→ INSTRUCTION
List every line in this data where the string "Stage" occurs.

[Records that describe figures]
▬▬▬▬▬▬

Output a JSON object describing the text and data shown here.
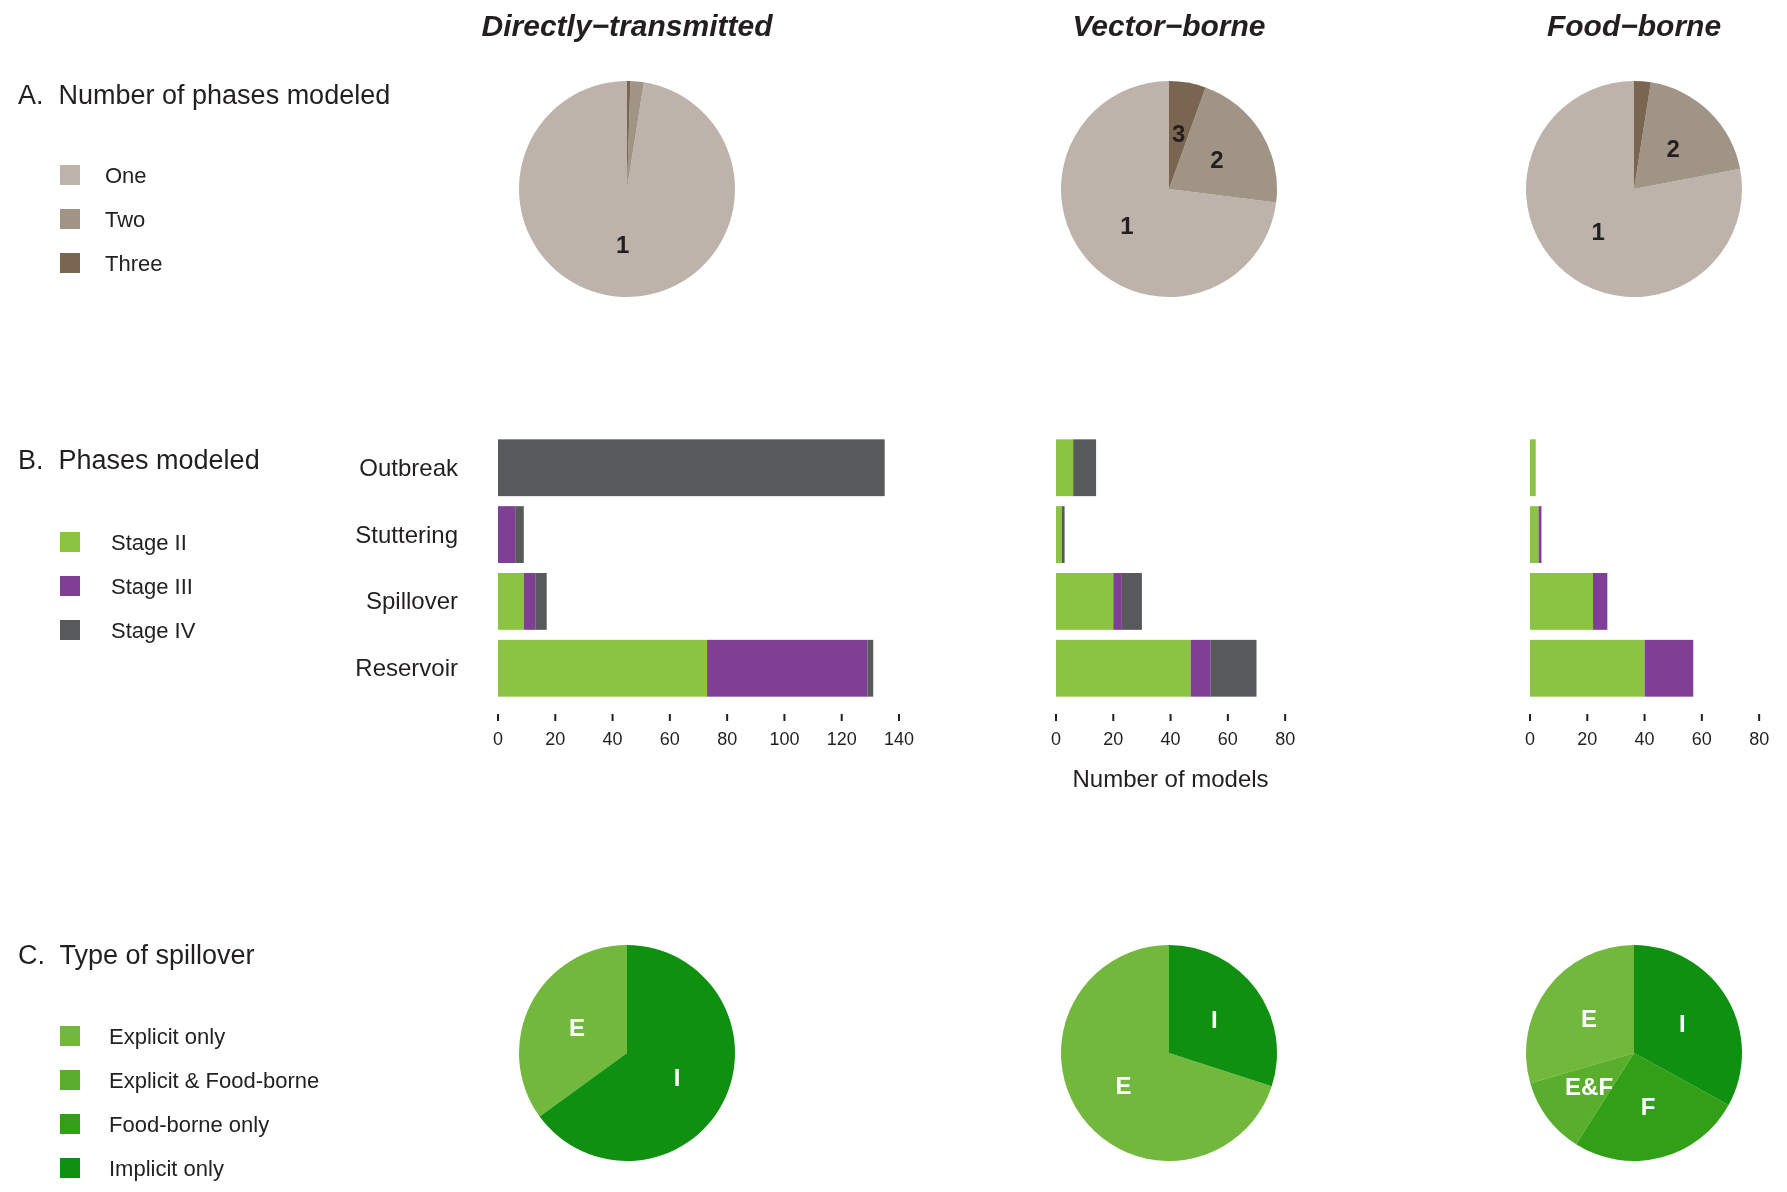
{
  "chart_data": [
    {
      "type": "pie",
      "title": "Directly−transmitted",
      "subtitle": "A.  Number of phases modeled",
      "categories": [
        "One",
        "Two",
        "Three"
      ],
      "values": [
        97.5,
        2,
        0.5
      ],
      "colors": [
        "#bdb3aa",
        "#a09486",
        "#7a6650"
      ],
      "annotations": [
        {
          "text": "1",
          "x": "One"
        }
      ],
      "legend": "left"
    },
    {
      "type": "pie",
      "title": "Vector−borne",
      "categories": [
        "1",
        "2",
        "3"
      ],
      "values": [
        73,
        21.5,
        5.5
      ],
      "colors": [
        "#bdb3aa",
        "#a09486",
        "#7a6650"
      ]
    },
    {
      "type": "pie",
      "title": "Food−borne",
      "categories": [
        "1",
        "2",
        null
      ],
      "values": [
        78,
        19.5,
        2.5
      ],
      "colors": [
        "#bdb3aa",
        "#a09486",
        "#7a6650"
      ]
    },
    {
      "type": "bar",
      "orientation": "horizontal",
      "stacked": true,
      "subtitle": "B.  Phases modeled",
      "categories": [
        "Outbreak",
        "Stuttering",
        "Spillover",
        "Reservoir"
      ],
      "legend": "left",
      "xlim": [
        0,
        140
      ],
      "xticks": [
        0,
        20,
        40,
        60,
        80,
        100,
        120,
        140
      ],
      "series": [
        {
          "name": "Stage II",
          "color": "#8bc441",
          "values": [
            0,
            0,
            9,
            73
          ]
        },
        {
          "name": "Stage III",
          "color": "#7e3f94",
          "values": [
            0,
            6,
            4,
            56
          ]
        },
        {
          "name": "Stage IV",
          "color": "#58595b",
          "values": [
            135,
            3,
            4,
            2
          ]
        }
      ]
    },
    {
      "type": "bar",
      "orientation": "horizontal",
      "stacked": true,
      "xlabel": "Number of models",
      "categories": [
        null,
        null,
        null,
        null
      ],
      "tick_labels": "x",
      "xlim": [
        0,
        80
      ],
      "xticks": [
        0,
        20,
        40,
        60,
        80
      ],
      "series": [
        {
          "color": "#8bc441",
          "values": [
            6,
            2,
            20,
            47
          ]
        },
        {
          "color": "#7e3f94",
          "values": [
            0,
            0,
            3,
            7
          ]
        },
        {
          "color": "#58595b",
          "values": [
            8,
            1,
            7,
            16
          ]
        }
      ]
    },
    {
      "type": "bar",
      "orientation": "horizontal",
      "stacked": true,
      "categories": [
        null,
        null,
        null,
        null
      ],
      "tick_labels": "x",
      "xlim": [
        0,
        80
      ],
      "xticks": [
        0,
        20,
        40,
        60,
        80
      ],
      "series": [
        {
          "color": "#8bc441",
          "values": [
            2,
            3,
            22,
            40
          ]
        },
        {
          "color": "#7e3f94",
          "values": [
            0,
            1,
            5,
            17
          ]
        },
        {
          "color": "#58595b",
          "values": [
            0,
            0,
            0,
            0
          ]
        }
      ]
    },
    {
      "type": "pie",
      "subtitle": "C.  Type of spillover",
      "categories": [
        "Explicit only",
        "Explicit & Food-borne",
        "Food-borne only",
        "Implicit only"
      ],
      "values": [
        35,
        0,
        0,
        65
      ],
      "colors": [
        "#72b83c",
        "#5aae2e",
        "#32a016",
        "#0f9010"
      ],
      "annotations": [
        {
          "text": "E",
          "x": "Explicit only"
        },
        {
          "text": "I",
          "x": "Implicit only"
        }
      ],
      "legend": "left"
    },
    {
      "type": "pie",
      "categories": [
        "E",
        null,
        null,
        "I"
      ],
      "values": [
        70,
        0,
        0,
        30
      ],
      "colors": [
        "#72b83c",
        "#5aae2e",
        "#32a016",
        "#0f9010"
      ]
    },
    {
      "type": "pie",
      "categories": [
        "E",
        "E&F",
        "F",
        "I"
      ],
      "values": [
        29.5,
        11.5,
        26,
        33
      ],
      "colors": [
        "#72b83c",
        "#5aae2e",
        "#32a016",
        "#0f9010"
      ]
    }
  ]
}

▬▬▬▬▬▬

→ THE COMPLETED TASK
          "name": "Stage II",
          "name": "Stage III",
          "name": "Stage IV",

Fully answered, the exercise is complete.